[Records]
* * *
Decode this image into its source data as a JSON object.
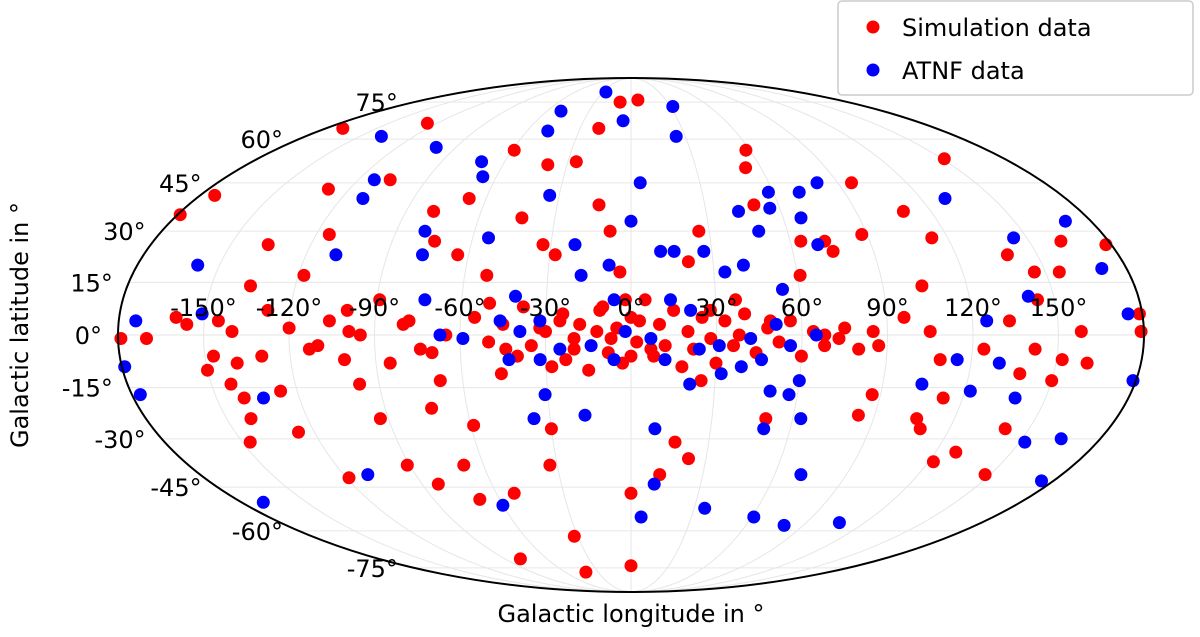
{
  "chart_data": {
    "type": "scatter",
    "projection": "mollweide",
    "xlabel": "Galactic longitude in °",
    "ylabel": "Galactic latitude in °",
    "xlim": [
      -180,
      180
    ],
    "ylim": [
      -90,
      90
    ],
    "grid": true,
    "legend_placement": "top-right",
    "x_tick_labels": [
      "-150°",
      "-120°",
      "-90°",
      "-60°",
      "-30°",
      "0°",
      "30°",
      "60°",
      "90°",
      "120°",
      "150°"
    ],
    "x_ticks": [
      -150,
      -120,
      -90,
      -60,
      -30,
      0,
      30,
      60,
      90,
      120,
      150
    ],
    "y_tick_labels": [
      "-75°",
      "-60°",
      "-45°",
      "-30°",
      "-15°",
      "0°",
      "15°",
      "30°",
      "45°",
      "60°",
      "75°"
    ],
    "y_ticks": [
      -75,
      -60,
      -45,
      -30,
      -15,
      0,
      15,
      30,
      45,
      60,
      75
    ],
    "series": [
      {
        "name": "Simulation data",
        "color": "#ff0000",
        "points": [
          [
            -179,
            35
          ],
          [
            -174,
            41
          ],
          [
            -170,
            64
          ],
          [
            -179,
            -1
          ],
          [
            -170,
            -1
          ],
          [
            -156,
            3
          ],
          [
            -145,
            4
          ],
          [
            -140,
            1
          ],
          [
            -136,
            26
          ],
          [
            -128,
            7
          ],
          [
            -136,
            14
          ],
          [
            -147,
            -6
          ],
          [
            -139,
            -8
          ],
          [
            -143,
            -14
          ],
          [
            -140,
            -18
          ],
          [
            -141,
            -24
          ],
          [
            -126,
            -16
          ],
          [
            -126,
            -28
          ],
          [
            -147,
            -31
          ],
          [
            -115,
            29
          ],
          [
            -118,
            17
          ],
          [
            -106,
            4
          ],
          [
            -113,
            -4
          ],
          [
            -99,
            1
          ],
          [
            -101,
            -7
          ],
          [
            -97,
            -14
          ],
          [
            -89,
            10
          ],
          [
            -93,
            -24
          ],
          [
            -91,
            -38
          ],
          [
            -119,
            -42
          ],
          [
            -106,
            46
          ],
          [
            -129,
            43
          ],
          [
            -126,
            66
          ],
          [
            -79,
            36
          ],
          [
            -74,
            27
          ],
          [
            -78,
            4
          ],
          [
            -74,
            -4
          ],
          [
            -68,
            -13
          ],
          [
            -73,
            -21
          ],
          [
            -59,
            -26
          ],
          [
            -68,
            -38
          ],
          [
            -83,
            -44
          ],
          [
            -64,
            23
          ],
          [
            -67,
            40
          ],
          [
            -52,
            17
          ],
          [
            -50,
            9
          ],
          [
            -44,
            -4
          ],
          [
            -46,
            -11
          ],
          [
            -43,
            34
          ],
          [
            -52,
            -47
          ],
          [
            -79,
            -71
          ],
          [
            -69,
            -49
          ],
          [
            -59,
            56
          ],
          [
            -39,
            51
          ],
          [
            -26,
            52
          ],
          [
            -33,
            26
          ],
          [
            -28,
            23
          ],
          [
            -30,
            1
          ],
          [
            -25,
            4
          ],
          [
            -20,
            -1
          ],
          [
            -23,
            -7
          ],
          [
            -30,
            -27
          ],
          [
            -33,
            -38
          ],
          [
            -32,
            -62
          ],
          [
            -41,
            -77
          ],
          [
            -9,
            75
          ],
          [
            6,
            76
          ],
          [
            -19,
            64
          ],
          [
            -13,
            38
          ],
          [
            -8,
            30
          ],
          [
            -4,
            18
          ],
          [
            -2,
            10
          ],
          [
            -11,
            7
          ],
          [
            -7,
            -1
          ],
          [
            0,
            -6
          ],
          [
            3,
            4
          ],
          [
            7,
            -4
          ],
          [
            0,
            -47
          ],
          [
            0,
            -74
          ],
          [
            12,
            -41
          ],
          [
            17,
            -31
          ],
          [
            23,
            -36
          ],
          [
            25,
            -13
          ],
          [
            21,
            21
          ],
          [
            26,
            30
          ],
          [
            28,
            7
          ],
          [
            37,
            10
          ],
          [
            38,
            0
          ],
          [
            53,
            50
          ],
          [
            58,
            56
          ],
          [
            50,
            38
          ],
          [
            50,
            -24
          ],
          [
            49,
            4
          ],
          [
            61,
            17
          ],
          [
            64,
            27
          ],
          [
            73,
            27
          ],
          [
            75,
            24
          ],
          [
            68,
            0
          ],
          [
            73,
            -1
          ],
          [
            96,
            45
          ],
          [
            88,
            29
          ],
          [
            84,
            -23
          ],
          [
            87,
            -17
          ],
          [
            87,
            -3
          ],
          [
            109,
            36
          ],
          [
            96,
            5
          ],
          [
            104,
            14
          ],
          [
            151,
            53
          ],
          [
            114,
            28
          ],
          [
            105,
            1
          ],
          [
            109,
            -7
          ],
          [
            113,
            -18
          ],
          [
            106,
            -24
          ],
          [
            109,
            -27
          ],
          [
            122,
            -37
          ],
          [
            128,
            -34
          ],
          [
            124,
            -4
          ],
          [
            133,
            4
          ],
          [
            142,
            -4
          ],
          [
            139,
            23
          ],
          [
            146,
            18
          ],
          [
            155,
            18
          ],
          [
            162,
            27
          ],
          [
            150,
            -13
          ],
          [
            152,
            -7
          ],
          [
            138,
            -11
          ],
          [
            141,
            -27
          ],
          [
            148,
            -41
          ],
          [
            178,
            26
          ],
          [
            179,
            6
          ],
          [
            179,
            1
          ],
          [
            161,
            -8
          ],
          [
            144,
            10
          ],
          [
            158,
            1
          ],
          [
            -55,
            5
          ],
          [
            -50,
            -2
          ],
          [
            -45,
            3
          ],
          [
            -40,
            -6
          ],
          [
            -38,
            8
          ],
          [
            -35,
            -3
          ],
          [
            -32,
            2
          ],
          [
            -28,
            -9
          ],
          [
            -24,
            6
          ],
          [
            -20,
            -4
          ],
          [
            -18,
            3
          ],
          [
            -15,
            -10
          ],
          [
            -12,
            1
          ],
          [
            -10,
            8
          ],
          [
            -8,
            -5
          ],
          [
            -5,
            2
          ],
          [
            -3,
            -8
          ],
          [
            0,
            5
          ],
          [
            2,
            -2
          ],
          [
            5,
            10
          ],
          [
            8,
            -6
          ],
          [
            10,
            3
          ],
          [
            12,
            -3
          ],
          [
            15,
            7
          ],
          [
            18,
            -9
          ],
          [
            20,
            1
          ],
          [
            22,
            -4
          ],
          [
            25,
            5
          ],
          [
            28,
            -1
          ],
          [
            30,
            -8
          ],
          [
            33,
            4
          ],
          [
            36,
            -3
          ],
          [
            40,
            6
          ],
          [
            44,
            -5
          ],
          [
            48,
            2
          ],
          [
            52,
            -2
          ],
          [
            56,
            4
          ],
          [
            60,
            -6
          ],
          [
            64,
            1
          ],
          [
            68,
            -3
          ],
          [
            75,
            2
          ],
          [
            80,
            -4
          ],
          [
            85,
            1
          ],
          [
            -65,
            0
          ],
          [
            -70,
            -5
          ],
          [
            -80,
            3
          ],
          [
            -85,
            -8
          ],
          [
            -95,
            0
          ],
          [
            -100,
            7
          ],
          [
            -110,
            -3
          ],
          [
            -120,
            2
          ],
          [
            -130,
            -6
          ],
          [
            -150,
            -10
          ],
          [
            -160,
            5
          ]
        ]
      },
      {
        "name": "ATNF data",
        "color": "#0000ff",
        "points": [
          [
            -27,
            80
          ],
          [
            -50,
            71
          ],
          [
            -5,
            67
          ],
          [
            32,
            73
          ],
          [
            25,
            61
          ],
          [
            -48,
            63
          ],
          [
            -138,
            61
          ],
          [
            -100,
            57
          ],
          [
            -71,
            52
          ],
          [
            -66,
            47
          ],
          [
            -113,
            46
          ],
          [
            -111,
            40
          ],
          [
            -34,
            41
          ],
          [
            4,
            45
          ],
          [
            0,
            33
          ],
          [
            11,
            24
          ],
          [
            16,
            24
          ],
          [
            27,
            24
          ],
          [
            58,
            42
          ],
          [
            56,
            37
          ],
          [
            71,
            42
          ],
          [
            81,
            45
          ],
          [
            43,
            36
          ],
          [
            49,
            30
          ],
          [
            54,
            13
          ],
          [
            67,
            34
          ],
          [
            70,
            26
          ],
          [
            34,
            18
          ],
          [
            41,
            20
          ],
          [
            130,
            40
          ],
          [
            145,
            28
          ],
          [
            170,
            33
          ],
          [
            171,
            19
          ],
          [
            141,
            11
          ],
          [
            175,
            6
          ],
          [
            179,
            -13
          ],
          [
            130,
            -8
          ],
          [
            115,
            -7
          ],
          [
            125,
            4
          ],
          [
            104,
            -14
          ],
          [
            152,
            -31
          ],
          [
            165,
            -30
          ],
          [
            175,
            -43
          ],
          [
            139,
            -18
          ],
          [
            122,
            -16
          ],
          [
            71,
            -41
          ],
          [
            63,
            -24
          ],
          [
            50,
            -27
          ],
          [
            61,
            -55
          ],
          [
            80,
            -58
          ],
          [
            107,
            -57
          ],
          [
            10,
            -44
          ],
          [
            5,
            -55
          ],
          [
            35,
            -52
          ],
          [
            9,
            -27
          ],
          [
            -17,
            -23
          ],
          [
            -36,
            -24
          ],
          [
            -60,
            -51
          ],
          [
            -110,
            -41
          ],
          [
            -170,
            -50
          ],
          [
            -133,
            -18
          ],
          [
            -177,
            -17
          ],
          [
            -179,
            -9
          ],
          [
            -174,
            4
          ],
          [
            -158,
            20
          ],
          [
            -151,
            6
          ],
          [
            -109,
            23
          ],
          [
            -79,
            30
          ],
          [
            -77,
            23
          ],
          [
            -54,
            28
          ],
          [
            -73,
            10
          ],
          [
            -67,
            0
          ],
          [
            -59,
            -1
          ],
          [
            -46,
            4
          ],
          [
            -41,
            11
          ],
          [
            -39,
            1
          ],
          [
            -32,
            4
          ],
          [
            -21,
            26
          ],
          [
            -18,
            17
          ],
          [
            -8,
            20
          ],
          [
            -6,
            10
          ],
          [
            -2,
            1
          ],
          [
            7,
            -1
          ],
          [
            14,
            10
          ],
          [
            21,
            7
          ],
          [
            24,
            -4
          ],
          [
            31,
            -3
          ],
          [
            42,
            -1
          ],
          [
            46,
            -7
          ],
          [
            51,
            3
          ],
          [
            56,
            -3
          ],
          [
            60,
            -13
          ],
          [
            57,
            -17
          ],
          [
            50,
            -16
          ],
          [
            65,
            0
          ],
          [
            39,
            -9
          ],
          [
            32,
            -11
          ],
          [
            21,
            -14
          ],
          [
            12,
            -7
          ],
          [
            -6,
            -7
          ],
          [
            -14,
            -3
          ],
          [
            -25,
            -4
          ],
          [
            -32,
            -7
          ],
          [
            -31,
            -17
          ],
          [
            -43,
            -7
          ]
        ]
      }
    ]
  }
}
* * *
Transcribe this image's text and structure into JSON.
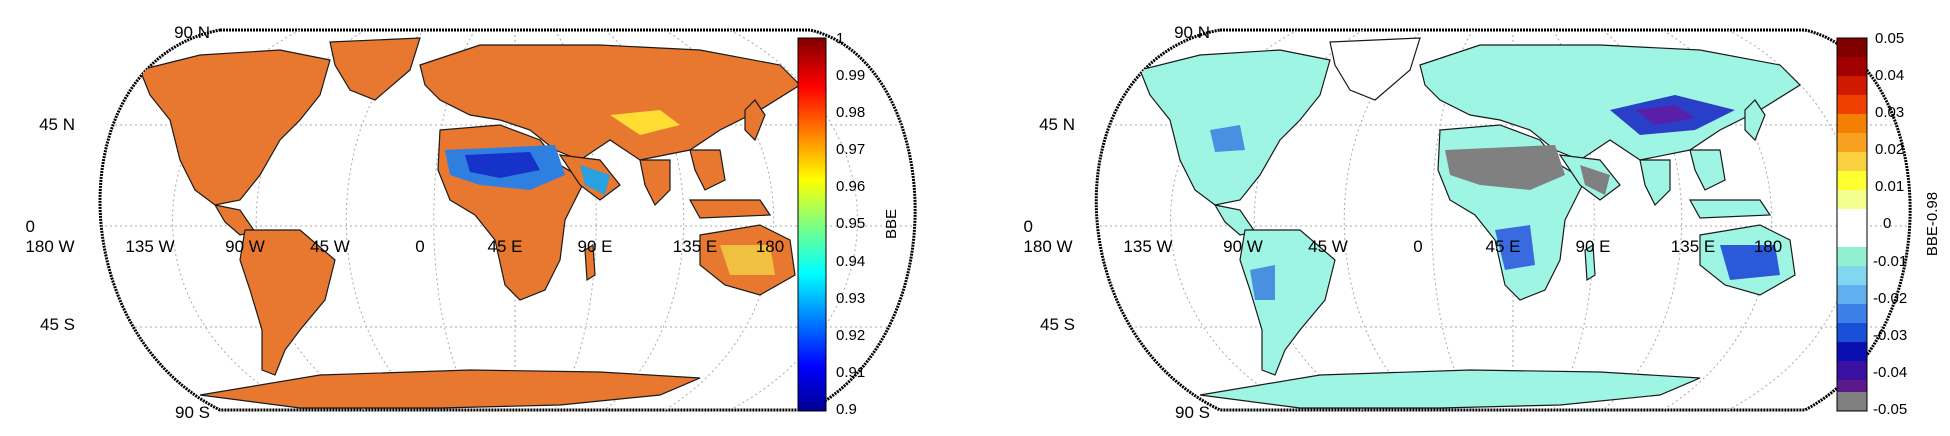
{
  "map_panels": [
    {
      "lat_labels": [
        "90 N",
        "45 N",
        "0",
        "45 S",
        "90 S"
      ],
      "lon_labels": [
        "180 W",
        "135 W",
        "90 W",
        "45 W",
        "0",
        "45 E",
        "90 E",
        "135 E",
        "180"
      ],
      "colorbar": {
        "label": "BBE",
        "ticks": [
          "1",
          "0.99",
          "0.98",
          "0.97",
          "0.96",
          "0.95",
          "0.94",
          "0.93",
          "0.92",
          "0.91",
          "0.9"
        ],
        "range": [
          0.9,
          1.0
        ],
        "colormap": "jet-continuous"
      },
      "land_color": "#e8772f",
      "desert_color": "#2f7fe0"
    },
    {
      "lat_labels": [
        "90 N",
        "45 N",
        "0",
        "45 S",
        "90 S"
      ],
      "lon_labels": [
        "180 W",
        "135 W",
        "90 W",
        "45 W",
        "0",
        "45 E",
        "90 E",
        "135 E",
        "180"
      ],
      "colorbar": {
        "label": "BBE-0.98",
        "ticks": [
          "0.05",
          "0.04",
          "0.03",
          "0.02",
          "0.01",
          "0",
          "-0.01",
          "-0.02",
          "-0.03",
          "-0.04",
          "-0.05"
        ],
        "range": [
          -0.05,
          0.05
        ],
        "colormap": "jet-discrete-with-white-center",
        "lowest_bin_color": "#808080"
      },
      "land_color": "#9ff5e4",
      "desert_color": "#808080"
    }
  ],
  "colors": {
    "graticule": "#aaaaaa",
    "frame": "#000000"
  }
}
* * *
● **Aim of the task**
Only lines holding the string "name" are wanted; gather each one from the entries above.

● **Solution**
        "name": "Simulation data",
        "name": "ATNF data",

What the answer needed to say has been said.